> _Collected data_
>> start

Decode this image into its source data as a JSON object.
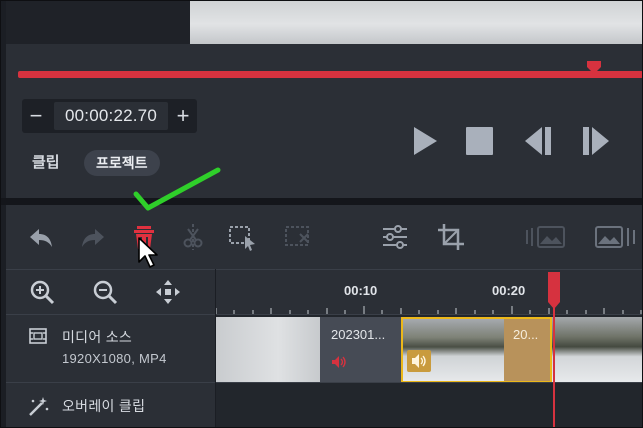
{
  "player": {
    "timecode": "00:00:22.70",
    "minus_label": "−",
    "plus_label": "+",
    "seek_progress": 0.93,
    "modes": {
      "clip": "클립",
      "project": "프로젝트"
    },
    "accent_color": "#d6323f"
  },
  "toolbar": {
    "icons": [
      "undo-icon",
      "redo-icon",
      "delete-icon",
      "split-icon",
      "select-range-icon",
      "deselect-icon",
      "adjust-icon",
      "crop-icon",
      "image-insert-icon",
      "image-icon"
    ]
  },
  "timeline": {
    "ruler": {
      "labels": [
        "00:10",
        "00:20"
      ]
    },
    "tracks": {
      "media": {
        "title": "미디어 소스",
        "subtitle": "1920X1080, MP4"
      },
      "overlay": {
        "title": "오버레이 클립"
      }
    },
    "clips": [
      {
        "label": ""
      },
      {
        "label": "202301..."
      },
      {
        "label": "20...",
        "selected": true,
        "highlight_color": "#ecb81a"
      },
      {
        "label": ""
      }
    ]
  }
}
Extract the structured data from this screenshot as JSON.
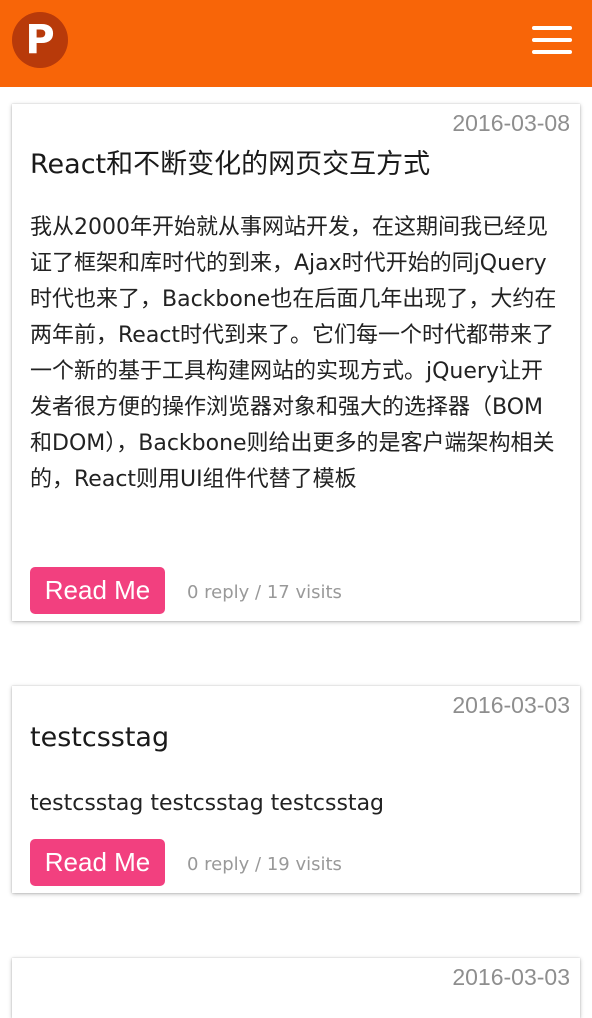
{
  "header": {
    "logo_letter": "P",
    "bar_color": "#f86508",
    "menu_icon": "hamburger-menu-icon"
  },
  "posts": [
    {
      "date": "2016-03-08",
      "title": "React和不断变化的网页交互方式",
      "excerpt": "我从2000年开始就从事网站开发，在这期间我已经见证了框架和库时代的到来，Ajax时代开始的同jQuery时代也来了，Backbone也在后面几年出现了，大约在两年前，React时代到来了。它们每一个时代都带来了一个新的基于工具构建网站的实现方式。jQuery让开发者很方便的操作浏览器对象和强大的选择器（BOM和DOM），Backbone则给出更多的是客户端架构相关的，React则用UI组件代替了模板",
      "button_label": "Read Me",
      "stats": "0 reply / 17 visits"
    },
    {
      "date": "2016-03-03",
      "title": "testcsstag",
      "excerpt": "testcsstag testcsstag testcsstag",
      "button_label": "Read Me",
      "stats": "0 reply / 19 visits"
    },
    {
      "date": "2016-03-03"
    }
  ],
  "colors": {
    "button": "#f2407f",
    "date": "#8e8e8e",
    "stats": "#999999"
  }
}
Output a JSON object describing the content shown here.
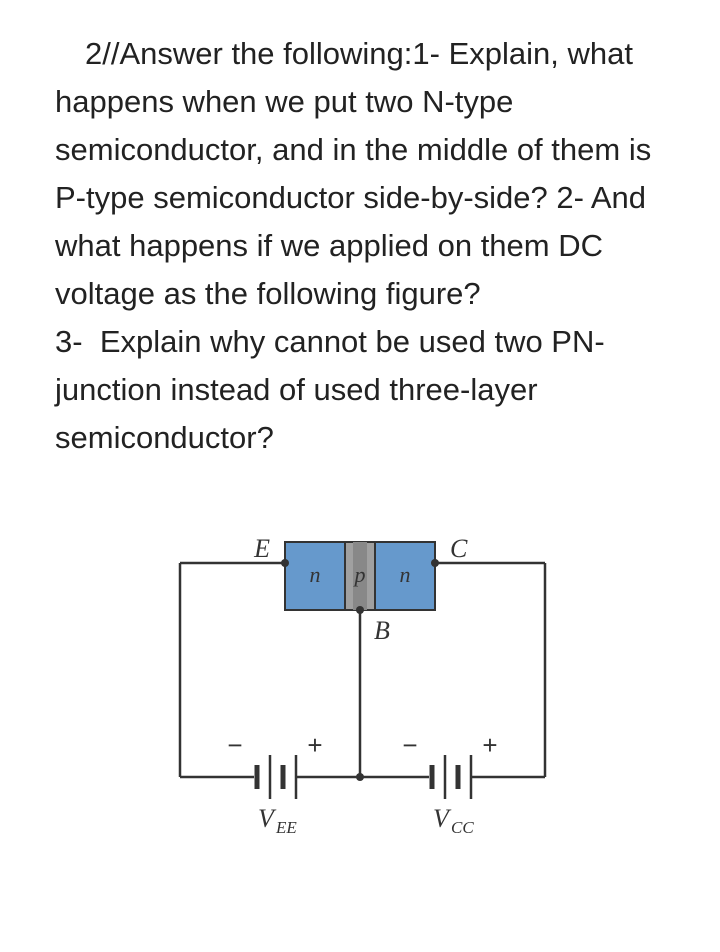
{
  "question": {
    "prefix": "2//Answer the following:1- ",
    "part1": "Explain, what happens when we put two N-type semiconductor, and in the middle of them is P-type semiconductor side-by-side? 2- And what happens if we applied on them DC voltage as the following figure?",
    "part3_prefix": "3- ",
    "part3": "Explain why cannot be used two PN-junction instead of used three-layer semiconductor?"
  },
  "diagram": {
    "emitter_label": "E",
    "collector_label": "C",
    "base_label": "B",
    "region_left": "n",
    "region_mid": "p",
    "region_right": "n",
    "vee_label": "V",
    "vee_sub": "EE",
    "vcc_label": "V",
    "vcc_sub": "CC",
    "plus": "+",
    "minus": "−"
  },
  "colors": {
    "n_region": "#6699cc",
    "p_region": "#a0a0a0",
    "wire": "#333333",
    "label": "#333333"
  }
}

>> end

> _Stated goal_
Write out the full set of lines verbatim, without the pictures.

> _Right answer_
Decode this image into its source data as a JSON object.
{
  "player": {
    "timecode": "00:00:22.70",
    "minus_label": "−",
    "plus_label": "+",
    "seek_progress": 0.93,
    "modes": {
      "clip": "클립",
      "project": "프로젝트"
    },
    "accent_color": "#d6323f"
  },
  "toolbar": {
    "icons": [
      "undo-icon",
      "redo-icon",
      "delete-icon",
      "split-icon",
      "select-range-icon",
      "deselect-icon",
      "adjust-icon",
      "crop-icon",
      "image-insert-icon",
      "image-icon"
    ]
  },
  "timeline": {
    "ruler": {
      "labels": [
        "00:10",
        "00:20"
      ]
    },
    "tracks": {
      "media": {
        "title": "미디어 소스",
        "subtitle": "1920X1080, MP4"
      },
      "overlay": {
        "title": "오버레이 클립"
      }
    },
    "clips": [
      {
        "label": ""
      },
      {
        "label": "202301..."
      },
      {
        "label": "20...",
        "selected": true,
        "highlight_color": "#ecb81a"
      },
      {
        "label": ""
      }
    ]
  }
}
Extract the structured data from this screenshot as JSON.
{
  "header": {
    "logo_letter": "P",
    "bar_color": "#f86508",
    "menu_icon": "hamburger-menu-icon"
  },
  "posts": [
    {
      "date": "2016-03-08",
      "title": "React和不断变化的网页交互方式",
      "excerpt": "我从2000年开始就从事网站开发，在这期间我已经见证了框架和库时代的到来，Ajax时代开始的同jQuery时代也来了，Backbone也在后面几年出现了，大约在两年前，React时代到来了。它们每一个时代都带来了一个新的基于工具构建网站的实现方式。jQuery让开发者很方便的操作浏览器对象和强大的选择器（BOM和DOM），Backbone则给出更多的是客户端架构相关的，React则用UI组件代替了模板",
      "button_label": "Read Me",
      "stats": "0 reply / 17 visits"
    },
    {
      "date": "2016-03-03",
      "title": "testcsstag",
      "excerpt": "testcsstag testcsstag testcsstag",
      "button_label": "Read Me",
      "stats": "0 reply / 19 visits"
    },
    {
      "date": "2016-03-03"
    }
  ],
  "colors": {
    "button": "#f2407f",
    "date": "#8e8e8e",
    "stats": "#999999"
  }
}
Output a JSON object describing the content shown here.
{
  "question": {
    "prefix": "2//Answer the following:1- ",
    "part1": "Explain, what happens when we put two N-type semiconductor, and in the middle of them is P-type semiconductor side-by-side? 2- And what happens if we applied on them DC voltage as the following figure?",
    "part3_prefix": "3- ",
    "part3": "Explain why cannot be used two PN-junction instead of used three-layer semiconductor?"
  },
  "diagram": {
    "emitter_label": "E",
    "collector_label": "C",
    "base_label": "B",
    "region_left": "n",
    "region_mid": "p",
    "region_right": "n",
    "vee_label": "V",
    "vee_sub": "EE",
    "vcc_label": "V",
    "vcc_sub": "CC",
    "plus": "+",
    "minus": "−"
  },
  "colors": {
    "n_region": "#6699cc",
    "p_region": "#a0a0a0",
    "wire": "#333333",
    "label": "#333333"
  }
}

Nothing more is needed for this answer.